- **Given task**
Copy out word for word the entries starting at the line that contains "data-point (75, 526, 87, 537)" and ending at the line that contains "stat-card-avg-price: 42.6元 /", including both of those lines.

- **Bounding box annotations**
--- BEGIN ---

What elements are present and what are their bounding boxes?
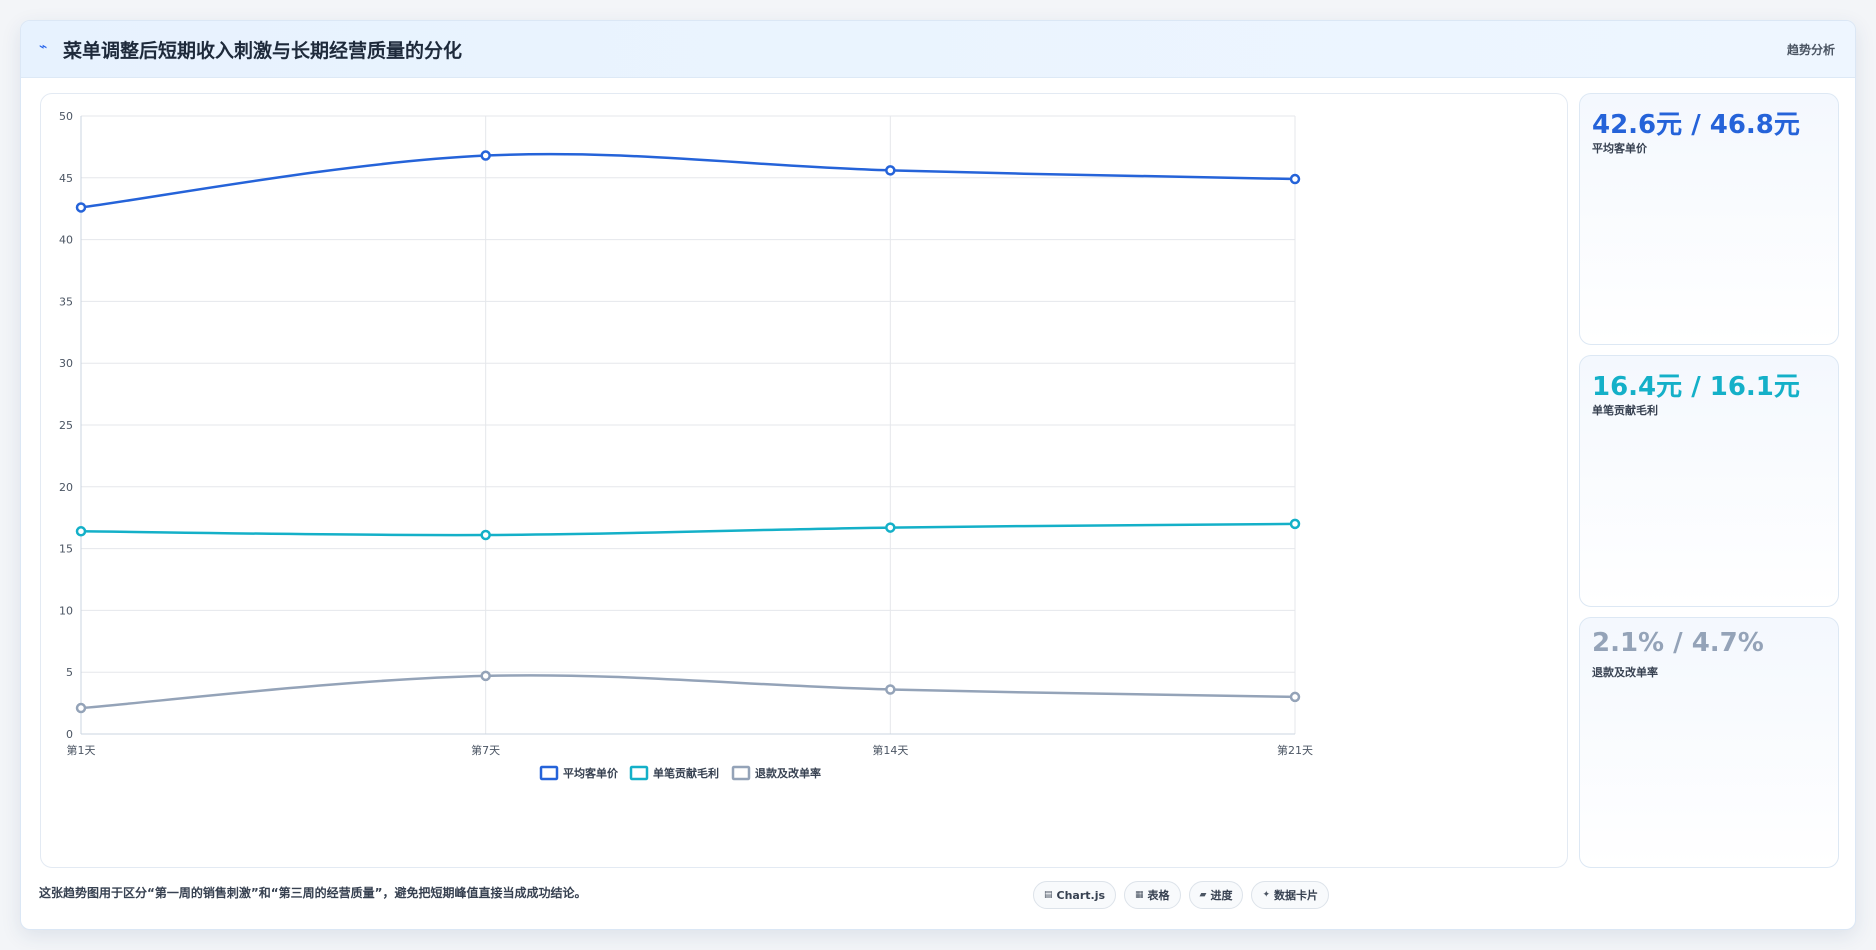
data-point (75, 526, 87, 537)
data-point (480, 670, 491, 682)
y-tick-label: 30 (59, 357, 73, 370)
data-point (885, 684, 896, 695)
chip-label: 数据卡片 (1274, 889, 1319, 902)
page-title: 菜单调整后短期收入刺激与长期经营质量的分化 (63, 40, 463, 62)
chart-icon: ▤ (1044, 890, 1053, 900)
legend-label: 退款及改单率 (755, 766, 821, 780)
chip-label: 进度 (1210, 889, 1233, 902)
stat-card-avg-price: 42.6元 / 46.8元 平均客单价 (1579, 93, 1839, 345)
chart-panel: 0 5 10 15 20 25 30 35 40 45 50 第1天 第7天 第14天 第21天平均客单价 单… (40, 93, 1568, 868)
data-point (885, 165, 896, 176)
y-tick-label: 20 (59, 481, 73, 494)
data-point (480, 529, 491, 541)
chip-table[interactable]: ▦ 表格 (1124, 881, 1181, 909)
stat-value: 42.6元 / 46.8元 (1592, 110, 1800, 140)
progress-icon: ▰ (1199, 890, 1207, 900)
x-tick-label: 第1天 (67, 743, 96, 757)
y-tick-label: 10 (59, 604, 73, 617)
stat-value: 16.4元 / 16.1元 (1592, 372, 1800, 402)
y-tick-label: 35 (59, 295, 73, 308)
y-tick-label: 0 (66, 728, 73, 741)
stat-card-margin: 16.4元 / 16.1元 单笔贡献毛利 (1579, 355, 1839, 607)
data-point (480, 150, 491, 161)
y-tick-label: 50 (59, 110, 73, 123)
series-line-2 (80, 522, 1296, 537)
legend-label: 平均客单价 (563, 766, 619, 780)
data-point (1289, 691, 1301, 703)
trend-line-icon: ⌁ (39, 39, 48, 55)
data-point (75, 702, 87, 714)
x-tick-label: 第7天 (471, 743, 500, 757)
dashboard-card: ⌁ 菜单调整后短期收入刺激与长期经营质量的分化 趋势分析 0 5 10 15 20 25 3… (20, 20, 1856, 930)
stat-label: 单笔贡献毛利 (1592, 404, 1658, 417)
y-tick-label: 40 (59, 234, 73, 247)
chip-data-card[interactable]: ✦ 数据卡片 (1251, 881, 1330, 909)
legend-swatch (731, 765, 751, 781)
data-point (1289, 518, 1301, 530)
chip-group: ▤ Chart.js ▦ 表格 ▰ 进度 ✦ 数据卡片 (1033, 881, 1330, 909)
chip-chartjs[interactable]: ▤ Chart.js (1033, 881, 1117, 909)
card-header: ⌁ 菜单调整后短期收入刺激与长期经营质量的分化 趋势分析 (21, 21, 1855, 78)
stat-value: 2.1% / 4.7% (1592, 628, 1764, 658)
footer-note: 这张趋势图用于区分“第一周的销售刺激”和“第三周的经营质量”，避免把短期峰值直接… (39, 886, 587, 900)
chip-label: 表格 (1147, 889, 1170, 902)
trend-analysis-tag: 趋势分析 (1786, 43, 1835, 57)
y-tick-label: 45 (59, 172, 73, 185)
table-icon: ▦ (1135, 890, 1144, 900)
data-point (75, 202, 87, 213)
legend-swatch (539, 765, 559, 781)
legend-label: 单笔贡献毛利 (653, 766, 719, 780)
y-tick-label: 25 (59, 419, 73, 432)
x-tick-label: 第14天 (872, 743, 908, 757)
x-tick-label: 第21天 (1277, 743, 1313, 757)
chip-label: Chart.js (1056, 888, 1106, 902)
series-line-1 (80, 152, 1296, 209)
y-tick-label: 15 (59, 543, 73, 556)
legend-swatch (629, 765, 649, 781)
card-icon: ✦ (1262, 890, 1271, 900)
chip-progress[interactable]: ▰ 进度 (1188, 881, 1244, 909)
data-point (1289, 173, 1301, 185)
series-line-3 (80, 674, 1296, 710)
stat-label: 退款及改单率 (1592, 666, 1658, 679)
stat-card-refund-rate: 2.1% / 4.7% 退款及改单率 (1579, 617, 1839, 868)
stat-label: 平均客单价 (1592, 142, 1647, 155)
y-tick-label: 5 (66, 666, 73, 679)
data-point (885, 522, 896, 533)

--- END ---
--- BEGIN ---

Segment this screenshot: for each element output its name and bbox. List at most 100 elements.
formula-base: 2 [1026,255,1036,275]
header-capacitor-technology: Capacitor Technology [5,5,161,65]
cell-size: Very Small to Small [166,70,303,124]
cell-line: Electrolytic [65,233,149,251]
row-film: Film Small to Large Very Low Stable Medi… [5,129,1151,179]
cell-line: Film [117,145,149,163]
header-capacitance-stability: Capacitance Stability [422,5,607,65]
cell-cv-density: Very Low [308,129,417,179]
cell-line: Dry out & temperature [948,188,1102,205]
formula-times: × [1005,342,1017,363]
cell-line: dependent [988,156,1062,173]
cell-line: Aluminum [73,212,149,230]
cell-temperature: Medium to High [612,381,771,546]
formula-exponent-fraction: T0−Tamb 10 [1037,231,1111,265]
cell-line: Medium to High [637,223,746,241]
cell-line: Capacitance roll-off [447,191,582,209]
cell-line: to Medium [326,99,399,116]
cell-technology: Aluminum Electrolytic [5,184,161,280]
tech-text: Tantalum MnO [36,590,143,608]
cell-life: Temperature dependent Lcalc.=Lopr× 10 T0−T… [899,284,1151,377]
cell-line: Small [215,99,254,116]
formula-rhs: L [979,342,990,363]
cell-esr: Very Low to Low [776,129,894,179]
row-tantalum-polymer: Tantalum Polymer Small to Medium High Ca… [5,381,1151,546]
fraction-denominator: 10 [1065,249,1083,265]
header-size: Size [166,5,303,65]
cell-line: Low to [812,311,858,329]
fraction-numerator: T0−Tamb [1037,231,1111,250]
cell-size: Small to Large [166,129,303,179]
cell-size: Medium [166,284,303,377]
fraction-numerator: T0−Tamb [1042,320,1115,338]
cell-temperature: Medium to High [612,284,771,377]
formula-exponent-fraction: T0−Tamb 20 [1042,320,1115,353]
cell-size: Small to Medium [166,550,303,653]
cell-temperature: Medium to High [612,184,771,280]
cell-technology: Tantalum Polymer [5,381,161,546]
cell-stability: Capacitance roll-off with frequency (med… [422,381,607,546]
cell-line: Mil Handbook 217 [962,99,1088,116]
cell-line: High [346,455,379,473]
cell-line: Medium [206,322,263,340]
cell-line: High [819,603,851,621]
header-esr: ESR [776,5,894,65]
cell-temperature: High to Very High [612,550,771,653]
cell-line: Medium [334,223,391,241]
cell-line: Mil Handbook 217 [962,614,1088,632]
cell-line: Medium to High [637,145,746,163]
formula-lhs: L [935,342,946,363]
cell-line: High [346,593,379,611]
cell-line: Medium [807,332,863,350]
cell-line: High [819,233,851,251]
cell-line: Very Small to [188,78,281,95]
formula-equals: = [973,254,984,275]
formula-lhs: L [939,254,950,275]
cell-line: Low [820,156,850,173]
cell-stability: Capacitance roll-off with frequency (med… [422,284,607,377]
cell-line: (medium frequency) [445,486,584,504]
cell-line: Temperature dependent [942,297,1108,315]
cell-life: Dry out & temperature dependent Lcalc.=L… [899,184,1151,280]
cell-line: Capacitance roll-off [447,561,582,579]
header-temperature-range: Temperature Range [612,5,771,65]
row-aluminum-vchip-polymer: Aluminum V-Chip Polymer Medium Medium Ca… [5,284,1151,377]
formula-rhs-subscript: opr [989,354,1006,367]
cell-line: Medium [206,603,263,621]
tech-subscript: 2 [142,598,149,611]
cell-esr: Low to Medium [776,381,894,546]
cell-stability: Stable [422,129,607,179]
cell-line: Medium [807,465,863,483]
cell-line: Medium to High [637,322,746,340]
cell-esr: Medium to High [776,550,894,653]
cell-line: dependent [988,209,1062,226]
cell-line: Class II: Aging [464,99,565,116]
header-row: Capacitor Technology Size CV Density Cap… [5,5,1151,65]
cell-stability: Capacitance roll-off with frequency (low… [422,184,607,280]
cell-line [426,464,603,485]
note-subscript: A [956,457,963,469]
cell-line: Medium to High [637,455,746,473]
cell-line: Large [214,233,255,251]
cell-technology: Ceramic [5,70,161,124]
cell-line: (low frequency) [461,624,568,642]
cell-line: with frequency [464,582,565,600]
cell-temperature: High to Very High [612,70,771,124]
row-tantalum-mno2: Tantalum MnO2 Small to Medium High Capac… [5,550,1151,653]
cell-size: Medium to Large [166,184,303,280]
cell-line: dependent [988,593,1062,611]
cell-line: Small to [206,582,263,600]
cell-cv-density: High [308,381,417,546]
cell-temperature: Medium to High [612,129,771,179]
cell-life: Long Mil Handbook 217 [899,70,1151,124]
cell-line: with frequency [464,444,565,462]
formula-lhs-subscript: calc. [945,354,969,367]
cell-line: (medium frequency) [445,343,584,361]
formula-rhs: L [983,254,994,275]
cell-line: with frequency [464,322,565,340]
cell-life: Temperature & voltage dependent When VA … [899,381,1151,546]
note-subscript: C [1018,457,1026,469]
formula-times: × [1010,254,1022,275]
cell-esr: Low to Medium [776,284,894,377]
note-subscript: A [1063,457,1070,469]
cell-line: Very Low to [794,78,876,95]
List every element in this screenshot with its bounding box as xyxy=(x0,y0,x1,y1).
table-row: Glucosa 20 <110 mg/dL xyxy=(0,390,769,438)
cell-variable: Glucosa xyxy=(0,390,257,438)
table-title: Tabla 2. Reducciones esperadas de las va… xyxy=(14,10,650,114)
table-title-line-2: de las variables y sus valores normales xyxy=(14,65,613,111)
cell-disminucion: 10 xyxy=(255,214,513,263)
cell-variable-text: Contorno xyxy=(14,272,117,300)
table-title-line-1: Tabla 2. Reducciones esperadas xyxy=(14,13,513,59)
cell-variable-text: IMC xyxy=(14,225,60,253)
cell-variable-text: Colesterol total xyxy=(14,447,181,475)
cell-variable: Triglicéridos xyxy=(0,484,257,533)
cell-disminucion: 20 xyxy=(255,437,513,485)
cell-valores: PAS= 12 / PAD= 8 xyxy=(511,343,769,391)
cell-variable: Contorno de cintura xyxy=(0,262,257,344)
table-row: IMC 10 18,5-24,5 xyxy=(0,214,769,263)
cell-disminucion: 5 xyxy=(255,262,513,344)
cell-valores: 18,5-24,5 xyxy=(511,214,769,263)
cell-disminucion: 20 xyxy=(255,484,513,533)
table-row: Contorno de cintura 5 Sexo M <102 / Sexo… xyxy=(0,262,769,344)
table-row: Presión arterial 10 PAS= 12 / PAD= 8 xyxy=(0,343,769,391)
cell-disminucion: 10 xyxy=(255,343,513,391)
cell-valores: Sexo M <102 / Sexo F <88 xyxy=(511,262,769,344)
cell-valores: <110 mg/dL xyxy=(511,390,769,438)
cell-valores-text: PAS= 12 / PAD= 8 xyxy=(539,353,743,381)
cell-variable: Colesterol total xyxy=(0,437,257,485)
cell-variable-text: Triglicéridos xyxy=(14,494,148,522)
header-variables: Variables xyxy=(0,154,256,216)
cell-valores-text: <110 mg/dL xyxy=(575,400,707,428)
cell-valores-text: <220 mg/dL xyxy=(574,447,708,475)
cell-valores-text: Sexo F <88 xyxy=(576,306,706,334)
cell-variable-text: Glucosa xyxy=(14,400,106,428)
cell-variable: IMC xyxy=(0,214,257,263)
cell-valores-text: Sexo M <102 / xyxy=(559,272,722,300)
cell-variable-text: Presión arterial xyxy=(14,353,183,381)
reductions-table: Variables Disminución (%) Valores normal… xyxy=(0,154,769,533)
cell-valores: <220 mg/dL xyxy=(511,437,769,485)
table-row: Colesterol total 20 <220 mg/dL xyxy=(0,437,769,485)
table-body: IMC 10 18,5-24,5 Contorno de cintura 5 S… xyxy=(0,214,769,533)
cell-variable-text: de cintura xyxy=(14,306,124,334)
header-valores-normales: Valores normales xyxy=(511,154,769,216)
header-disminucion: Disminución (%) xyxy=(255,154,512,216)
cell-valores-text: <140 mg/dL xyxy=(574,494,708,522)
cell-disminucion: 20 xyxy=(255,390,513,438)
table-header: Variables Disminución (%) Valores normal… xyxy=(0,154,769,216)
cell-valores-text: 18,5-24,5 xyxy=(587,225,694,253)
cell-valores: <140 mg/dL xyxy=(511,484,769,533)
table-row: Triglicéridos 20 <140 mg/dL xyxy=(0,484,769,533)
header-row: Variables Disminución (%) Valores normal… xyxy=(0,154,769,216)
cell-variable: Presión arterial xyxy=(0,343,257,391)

--- END ---

- **Exercise solution**
data-point (75, 526, 87, 537)
data-point (480, 670, 491, 682)
y-tick-label: 30 (59, 357, 73, 370)
data-point (885, 684, 896, 695)
chip-label: 数据卡片 (1274, 889, 1319, 902)
page-title: 菜单调整后短期收入刺激与长期经营质量的分化 (63, 40, 463, 62)
chart-icon: ▤ (1044, 890, 1053, 900)
legend-label: 退款及改单率 (755, 766, 821, 780)
chip-label: 进度 (1210, 889, 1233, 902)
stat-card-avg-price: 42.6元 / 46.8元 平均客单价 (1579, 93, 1839, 345)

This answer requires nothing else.